* GOAL OF THE EXERCISE: Give the records back in full, exactly as they read.

----

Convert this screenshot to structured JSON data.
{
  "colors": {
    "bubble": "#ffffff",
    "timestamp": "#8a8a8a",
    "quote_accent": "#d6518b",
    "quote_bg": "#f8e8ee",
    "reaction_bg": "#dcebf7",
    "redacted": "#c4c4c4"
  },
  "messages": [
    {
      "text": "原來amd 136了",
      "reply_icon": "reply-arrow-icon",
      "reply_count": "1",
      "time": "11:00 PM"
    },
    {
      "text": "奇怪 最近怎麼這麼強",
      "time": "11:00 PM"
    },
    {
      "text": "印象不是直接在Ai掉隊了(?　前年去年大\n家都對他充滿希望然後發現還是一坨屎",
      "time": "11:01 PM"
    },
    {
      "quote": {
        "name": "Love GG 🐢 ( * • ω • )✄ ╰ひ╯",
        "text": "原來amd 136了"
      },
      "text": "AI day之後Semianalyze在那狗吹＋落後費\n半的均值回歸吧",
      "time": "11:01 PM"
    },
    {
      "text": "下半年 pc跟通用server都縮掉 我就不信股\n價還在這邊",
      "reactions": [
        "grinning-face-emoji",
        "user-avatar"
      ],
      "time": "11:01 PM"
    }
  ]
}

----

* WRITTEN RESPONSE:
Convert this screenshot to structured JSON data.
{
  "colors": {
    "bubble": "#ffffff",
    "timestamp": "#8a8a8a",
    "quote_accent": "#d6518b",
    "quote_bg": "#f8e8ee",
    "reaction_bg": "#dcebf7",
    "redacted": "#c4c4c4"
  },
  "messages": [
    {
      "text": "原來amd 136了",
      "reply_icon": "reply-arrow-icon",
      "reply_count": "1",
      "time": "11:00 PM"
    },
    {
      "text": "奇怪 最近怎麼這麼強",
      "time": "11:00 PM"
    },
    {
      "text": "印象不是直接在Ai掉隊了(?　前年去年大\n家都對他充滿希望然後發現還是一坨屎",
      "time": "11:01 PM"
    },
    {
      "quote": {
        "name": "Love GG 🐢 ( * • ω • )✄ ╰ひ╯",
        "text": "原來amd 136了"
      },
      "text": "AI day之後Semianalyze在那狗吹＋落後費\n半的均值回歸吧",
      "time": "11:01 PM"
    },
    {
      "text": "下半年 pc跟通用server都縮掉 我就不信股\n價還在這邊",
      "reactions": [
        "grinning-face-emoji",
        "user-avatar"
      ],
      "time": "11:01 PM"
    }
  ]
}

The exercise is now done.